| What is required |
Report how many lines contain "экстремизма". The answer is a single number.

| Extracted records |
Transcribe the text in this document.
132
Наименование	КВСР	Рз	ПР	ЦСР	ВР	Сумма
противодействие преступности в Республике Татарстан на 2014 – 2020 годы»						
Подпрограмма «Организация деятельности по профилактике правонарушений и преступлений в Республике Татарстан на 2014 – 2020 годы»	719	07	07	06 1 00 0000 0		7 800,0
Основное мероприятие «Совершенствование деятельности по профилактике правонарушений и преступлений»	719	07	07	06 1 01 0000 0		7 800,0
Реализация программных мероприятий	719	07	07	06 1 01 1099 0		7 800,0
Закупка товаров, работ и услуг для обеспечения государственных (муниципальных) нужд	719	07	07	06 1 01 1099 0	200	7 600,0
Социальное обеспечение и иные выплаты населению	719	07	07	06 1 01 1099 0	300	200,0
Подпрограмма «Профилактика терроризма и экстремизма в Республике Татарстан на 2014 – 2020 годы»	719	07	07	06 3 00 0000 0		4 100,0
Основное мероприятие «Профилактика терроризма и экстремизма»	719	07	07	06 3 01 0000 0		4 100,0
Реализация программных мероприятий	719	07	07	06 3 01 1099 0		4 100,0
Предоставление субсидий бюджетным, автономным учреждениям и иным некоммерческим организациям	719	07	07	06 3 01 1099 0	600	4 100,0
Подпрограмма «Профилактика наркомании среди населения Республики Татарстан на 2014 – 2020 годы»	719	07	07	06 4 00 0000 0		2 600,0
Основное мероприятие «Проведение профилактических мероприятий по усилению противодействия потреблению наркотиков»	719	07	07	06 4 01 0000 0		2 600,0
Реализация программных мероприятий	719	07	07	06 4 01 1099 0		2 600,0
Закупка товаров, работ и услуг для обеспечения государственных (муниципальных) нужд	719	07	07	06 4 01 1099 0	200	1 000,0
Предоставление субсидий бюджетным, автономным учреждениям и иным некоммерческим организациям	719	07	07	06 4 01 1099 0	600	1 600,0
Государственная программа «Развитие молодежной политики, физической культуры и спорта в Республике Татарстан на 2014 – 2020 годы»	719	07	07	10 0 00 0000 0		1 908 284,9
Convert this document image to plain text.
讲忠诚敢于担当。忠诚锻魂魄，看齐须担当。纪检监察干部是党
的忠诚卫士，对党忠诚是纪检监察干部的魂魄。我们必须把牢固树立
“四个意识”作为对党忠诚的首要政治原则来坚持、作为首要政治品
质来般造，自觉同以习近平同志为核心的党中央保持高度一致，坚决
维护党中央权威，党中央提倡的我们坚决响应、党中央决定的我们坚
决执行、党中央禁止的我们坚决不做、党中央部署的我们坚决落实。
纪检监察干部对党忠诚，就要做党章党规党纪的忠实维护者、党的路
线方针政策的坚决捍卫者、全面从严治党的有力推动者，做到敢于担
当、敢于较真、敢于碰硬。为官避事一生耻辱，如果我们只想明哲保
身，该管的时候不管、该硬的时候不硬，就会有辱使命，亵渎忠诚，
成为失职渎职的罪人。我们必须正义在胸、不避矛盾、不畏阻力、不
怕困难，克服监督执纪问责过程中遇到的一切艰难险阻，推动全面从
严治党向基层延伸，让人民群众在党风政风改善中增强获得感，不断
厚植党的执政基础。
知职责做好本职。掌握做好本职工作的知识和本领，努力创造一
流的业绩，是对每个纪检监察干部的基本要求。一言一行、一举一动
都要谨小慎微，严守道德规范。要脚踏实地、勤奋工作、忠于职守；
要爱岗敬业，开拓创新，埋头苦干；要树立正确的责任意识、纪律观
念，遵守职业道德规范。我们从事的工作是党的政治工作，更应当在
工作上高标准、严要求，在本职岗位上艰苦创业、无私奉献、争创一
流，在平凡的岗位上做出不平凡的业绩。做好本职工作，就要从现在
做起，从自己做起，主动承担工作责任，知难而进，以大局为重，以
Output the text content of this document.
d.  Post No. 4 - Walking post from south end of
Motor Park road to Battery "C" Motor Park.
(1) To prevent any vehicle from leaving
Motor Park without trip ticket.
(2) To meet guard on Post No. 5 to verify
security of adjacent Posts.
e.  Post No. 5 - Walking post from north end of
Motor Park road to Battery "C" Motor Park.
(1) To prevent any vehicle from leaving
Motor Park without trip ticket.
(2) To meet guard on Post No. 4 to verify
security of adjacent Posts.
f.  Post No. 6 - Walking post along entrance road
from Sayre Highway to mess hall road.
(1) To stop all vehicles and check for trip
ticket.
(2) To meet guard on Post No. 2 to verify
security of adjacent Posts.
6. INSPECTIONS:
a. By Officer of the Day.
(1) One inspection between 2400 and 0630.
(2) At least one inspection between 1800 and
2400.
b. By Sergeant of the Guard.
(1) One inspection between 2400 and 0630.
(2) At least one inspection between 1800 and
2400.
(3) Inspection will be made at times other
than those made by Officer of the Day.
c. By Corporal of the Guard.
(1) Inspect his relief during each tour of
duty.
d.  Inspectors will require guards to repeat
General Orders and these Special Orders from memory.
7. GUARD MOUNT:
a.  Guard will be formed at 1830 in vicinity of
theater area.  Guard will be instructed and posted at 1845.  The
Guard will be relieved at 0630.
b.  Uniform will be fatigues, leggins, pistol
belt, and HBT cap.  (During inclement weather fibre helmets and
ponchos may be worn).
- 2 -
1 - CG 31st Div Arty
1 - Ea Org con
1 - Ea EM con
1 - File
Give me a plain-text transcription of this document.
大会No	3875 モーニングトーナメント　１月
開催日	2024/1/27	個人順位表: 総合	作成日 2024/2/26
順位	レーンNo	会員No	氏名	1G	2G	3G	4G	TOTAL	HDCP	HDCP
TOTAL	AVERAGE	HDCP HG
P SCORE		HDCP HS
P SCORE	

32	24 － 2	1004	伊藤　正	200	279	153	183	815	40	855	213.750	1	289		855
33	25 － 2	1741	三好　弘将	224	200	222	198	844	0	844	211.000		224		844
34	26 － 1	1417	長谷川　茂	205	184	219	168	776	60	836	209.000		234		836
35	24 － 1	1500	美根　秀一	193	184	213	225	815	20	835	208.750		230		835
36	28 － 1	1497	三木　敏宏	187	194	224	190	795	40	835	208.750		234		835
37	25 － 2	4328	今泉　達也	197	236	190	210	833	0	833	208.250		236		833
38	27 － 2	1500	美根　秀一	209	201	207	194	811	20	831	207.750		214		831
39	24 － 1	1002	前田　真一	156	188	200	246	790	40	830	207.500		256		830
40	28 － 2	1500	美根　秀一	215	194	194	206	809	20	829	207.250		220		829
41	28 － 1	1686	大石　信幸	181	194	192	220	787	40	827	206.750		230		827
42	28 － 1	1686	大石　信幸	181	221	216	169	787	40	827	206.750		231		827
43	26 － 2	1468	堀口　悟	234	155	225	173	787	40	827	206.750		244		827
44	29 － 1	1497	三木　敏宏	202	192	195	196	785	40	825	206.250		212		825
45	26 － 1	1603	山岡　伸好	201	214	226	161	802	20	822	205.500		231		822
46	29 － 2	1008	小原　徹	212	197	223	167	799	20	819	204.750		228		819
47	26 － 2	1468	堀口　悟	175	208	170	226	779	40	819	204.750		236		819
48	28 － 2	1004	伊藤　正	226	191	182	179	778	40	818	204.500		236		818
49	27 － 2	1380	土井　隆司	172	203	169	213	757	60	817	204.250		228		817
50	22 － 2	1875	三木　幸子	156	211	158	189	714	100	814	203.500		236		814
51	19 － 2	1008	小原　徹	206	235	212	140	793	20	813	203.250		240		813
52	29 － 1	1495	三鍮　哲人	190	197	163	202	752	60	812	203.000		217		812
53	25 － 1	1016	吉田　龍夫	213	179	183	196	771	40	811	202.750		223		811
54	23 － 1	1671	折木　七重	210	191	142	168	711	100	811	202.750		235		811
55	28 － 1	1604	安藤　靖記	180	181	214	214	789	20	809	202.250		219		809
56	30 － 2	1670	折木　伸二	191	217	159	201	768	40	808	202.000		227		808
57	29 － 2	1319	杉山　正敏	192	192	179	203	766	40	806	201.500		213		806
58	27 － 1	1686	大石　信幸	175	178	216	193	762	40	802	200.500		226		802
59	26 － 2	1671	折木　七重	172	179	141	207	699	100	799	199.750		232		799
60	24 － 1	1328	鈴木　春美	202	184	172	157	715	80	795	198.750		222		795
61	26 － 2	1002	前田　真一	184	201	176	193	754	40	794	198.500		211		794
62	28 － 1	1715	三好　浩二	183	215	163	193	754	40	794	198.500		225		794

| Exercise output |
2